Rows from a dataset
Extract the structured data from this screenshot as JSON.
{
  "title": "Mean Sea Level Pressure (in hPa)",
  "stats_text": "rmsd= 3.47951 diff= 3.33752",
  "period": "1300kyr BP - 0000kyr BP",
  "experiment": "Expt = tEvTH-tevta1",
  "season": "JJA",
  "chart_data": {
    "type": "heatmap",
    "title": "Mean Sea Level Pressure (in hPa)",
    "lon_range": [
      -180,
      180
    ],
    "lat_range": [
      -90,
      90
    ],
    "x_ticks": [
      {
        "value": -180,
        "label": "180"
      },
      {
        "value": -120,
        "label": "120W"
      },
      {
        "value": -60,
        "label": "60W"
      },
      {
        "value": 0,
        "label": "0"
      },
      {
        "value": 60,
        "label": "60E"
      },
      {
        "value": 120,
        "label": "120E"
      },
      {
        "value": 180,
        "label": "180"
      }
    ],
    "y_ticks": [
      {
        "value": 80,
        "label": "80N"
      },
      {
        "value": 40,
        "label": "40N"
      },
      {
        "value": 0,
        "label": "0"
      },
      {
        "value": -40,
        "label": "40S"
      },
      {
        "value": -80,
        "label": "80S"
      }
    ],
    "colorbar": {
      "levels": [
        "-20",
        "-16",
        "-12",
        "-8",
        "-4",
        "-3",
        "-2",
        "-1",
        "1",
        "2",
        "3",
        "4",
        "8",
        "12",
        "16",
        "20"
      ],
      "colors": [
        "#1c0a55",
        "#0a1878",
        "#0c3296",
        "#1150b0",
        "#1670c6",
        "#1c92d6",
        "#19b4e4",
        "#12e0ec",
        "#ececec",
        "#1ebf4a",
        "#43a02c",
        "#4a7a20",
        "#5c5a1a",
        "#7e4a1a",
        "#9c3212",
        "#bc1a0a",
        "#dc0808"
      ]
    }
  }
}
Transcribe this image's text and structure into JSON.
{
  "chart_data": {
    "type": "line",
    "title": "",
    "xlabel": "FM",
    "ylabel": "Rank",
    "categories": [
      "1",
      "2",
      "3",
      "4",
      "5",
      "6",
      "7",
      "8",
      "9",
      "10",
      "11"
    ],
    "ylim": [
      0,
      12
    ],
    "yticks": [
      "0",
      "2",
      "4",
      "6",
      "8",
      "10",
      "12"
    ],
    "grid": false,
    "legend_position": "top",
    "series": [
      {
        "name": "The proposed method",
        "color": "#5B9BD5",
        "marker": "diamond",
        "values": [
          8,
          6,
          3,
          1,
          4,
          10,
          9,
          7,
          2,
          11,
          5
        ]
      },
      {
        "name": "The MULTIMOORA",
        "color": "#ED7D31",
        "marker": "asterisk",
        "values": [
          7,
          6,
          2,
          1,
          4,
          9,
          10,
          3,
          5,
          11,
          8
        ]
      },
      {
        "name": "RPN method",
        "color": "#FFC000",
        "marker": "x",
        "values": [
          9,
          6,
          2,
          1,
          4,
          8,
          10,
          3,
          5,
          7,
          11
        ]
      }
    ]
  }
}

...

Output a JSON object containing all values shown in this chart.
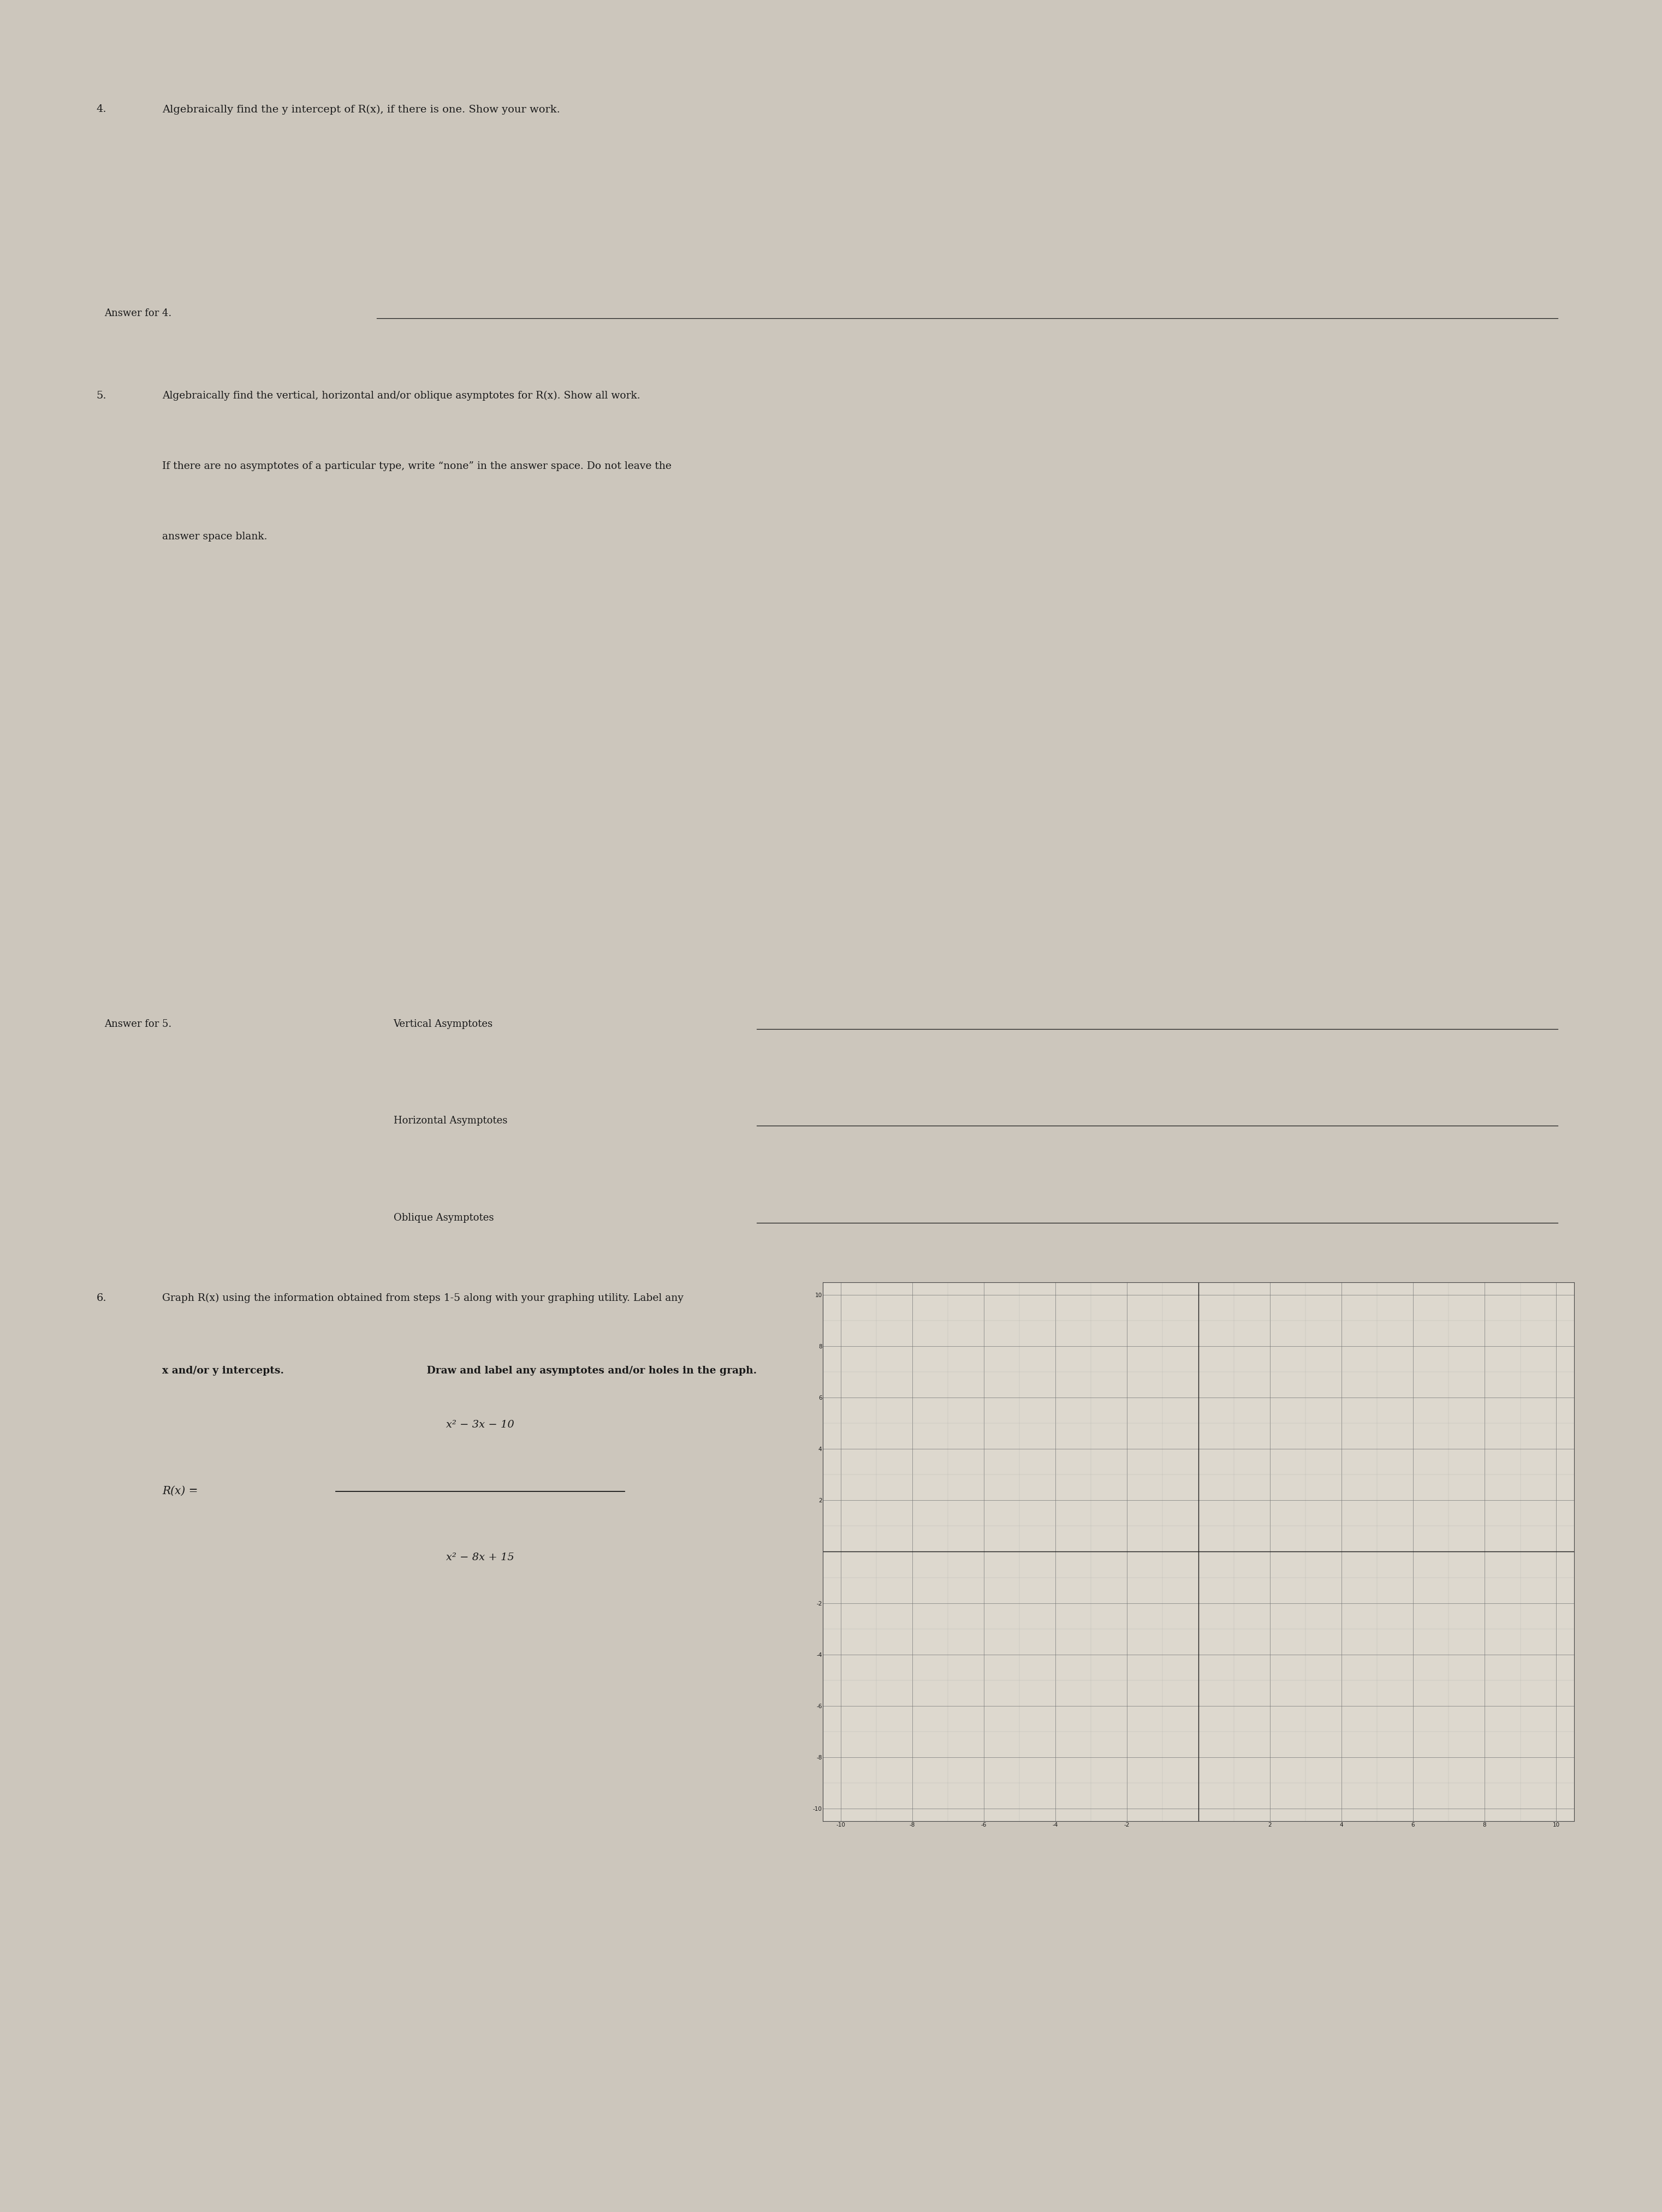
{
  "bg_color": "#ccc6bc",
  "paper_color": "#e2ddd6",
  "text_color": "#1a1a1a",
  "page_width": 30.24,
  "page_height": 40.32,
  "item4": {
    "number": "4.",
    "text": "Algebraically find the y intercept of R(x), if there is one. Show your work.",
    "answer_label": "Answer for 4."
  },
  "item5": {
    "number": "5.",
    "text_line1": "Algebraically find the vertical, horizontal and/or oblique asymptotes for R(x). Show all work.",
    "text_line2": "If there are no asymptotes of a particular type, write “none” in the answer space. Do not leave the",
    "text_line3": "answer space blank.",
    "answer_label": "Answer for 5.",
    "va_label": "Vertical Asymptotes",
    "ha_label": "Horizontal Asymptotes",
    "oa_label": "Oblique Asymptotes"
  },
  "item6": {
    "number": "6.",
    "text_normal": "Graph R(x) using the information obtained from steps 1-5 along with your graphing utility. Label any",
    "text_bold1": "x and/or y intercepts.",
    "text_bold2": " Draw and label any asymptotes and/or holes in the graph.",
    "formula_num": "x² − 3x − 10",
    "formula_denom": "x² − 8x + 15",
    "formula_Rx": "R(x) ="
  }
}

--

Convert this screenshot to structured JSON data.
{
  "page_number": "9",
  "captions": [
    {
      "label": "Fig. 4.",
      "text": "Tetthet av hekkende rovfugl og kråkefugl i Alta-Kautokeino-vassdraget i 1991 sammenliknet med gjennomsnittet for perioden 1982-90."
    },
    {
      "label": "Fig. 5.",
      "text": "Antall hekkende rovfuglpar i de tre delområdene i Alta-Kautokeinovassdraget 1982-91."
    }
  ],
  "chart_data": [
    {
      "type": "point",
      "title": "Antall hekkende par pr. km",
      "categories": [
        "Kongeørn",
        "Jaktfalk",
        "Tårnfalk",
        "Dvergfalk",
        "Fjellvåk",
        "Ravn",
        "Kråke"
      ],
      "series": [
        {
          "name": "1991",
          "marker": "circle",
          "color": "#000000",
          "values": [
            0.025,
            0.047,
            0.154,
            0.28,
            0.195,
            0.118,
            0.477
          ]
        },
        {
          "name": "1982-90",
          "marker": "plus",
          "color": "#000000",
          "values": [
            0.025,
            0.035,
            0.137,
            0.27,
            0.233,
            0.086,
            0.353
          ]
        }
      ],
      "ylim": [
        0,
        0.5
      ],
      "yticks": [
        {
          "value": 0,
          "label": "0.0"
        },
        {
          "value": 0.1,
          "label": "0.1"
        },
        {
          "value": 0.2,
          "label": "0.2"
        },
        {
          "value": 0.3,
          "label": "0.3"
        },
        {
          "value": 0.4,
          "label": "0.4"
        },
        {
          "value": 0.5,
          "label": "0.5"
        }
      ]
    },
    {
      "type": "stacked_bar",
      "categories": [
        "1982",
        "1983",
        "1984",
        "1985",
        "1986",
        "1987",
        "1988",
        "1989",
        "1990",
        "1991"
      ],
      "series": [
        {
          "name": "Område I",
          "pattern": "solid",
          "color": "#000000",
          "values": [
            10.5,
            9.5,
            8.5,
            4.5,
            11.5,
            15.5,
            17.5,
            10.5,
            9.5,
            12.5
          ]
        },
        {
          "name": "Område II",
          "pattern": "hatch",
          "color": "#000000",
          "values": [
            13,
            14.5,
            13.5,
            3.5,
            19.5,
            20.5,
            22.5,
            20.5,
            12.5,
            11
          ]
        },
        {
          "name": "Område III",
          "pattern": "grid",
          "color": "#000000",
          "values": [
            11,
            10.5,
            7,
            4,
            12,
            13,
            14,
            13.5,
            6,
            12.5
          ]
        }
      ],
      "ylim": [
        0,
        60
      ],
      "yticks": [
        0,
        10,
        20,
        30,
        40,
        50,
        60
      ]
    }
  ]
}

GIVEN INSTRUCTION
Copy every line of the listing containing the string "JSON".

FINAL RESULT
Extract the structured data from this screenshot as JSON.
Transcribe this image's text and structure into JSON.
Output a JSON object containing all values shown in this chart.
Convert this screenshot to structured JSON data.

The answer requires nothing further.